→ **INSTRUCTION**: Give the data a second time, exactly and in full.

[Records from a dataset]
◇ ◇ ◇ ◇ ◇ ◇ ◇
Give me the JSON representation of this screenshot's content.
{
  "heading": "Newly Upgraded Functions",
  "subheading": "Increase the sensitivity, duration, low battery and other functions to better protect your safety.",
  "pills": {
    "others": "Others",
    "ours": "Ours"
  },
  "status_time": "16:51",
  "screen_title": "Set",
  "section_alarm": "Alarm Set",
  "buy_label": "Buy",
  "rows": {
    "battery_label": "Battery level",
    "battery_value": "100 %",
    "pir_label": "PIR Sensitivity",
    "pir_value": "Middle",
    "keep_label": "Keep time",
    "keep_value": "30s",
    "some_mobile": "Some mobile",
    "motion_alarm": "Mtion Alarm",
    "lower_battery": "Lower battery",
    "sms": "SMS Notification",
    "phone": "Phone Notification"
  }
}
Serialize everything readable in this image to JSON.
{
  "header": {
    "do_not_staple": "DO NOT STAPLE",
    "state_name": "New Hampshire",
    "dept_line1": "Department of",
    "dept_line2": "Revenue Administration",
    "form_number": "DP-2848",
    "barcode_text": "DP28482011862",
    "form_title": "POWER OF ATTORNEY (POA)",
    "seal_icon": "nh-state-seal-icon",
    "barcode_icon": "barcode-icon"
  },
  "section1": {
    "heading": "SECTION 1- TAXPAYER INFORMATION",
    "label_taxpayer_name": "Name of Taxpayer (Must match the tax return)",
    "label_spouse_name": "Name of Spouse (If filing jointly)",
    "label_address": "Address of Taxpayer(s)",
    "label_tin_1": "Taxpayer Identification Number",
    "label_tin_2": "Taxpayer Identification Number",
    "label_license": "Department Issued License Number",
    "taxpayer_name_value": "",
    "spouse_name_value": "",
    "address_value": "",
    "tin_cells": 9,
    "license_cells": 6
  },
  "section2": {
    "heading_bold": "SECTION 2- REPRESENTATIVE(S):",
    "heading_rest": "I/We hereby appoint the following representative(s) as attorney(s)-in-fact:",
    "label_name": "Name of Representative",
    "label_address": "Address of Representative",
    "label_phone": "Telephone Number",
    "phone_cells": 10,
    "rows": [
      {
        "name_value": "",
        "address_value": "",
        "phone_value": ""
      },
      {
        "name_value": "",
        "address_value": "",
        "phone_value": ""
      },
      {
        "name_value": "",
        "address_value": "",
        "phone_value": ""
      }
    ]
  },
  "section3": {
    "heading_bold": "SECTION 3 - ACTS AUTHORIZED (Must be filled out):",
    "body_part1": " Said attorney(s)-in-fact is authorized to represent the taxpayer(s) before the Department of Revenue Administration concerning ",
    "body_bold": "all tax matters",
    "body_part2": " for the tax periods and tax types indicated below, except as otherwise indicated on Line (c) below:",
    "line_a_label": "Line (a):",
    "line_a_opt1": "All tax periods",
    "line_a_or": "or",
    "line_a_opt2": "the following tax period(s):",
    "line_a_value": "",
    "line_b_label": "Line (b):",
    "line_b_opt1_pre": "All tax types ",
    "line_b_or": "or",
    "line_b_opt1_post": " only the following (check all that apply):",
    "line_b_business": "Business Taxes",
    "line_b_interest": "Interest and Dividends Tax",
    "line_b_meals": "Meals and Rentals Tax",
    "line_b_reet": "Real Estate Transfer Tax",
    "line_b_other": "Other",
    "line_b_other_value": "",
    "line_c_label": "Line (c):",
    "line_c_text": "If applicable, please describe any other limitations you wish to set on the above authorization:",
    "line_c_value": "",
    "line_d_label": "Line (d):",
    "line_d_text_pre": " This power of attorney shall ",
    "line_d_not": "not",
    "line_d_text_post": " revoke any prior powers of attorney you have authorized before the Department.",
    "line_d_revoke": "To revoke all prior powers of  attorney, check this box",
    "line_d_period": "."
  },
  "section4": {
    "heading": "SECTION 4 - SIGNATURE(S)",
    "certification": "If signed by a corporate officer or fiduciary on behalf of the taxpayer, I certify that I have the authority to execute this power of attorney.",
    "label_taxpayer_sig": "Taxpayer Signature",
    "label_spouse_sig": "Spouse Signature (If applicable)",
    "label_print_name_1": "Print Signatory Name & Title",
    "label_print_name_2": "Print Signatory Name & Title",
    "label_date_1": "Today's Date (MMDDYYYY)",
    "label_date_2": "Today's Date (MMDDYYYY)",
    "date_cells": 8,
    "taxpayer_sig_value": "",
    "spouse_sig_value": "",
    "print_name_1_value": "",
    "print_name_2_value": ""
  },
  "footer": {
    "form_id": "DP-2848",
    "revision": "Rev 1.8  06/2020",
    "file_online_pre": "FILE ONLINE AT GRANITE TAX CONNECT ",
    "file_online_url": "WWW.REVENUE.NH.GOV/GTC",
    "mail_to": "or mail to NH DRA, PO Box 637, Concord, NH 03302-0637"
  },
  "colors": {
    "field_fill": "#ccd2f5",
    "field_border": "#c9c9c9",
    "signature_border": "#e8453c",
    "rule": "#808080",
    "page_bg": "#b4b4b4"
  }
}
◇ ◇ ◇ ◇ ◇ ◇ ◇
→ **RIGHT ANSWER**:
Give me the JSON representation of this screenshot's content.
{
  "heading": "Newly Upgraded Functions",
  "subheading": "Increase the sensitivity, duration, low battery and other functions to better protect your safety.",
  "pills": {
    "others": "Others",
    "ours": "Ours"
  },
  "status_time": "16:51",
  "screen_title": "Set",
  "section_alarm": "Alarm Set",
  "buy_label": "Buy",
  "rows": {
    "battery_label": "Battery level",
    "battery_value": "100 %",
    "pir_label": "PIR Sensitivity",
    "pir_value": "Middle",
    "keep_label": "Keep time",
    "keep_value": "30s",
    "some_mobile": "Some mobile",
    "motion_alarm": "Mtion Alarm",
    "lower_battery": "Lower battery",
    "sms": "SMS Notification",
    "phone": "Phone Notification"
  }
}
Serialize everything readable in this image to JSON.
{
  "header": {
    "do_not_staple": "DO NOT STAPLE",
    "state_name": "New Hampshire",
    "dept_line1": "Department of",
    "dept_line2": "Revenue Administration",
    "form_number": "DP-2848",
    "barcode_text": "DP28482011862",
    "form_title": "POWER OF ATTORNEY (POA)",
    "seal_icon": "nh-state-seal-icon",
    "barcode_icon": "barcode-icon"
  },
  "section1": {
    "heading": "SECTION 1- TAXPAYER INFORMATION",
    "label_taxpayer_name": "Name of Taxpayer (Must match the tax return)",
    "label_spouse_name": "Name of Spouse (If filing jointly)",
    "label_address": "Address of Taxpayer(s)",
    "label_tin_1": "Taxpayer Identification Number",
    "label_tin_2": "Taxpayer Identification Number",
    "label_license": "Department Issued License Number",
    "taxpayer_name_value": "",
    "spouse_name_value": "",
    "address_value": "",
    "tin_cells": 9,
    "license_cells": 6
  },
  "section2": {
    "heading_bold": "SECTION 2- REPRESENTATIVE(S):",
    "heading_rest": "I/We hereby appoint the following representative(s) as attorney(s)-in-fact:",
    "label_name": "Name of Representative",
    "label_address": "Address of Representative",
    "label_phone": "Telephone Number",
    "phone_cells": 10,
    "rows": [
      {
        "name_value": "",
        "address_value": "",
        "phone_value": ""
      },
      {
        "name_value": "",
        "address_value": "",
        "phone_value": ""
      },
      {
        "name_value": "",
        "address_value": "",
        "phone_value": ""
      }
    ]
  },
  "section3": {
    "heading_bold": "SECTION 3 - ACTS AUTHORIZED (Must be filled out):",
    "body_part1": " Said attorney(s)-in-fact is authorized to represent the taxpayer(s) before the Department of Revenue Administration concerning ",
    "body_bold": "all tax matters",
    "body_part2": " for the tax periods and tax types indicated below, except as otherwise indicated on Line (c) below:",
    "line_a_label": "Line (a):",
    "line_a_opt1": "All tax periods",
    "line_a_or": "or",
    "line_a_opt2": "the following tax period(s):",
    "line_a_value": "",
    "line_b_label": "Line (b):",
    "line_b_opt1_pre": "All tax types ",
    "line_b_or": "or",
    "line_b_opt1_post": " only the following (check all that apply):",
    "line_b_business": "Business Taxes",
    "line_b_interest": "Interest and Dividends Tax",
    "line_b_meals": "Meals and Rentals Tax",
    "line_b_reet": "Real Estate Transfer Tax",
    "line_b_other": "Other",
    "line_b_other_value": "",
    "line_c_label": "Line (c):",
    "line_c_text": "If applicable, please describe any other limitations you wish to set on the above authorization:",
    "line_c_value": "",
    "line_d_label": "Line (d):",
    "line_d_text_pre": " This power of attorney shall ",
    "line_d_not": "not",
    "line_d_text_post": " revoke any prior powers of attorney you have authorized before the Department.",
    "line_d_revoke": "To revoke all prior powers of  attorney, check this box",
    "line_d_period": "."
  },
  "section4": {
    "heading": "SECTION 4 - SIGNATURE(S)",
    "certification": "If signed by a corporate officer or fiduciary on behalf of the taxpayer, I certify that I have the authority to execute this power of attorney.",
    "label_taxpayer_sig": "Taxpayer Signature",
    "label_spouse_sig": "Spouse Signature (If applicable)",
    "label_print_name_1": "Print Signatory Name & Title",
    "label_print_name_2": "Print Signatory Name & Title",
    "label_date_1": "Today's Date (MMDDYYYY)",
    "label_date_2": "Today's Date (MMDDYYYY)",
    "date_cells": 8,
    "taxpayer_sig_value": "",
    "spouse_sig_value": "",
    "print_name_1_value": "",
    "print_name_2_value": ""
  },
  "footer": {
    "form_id": "DP-2848",
    "revision": "Rev 1.8  06/2020",
    "file_online_pre": "FILE ONLINE AT GRANITE TAX CONNECT ",
    "file_online_url": "WWW.REVENUE.NH.GOV/GTC",
    "mail_to": "or mail to NH DRA, PO Box 637, Concord, NH 03302-0637"
  },
  "colors": {
    "field_fill": "#ccd2f5",
    "field_border": "#c9c9c9",
    "signature_border": "#e8453c",
    "rule": "#808080",
    "page_bg": "#b4b4b4"
  }
}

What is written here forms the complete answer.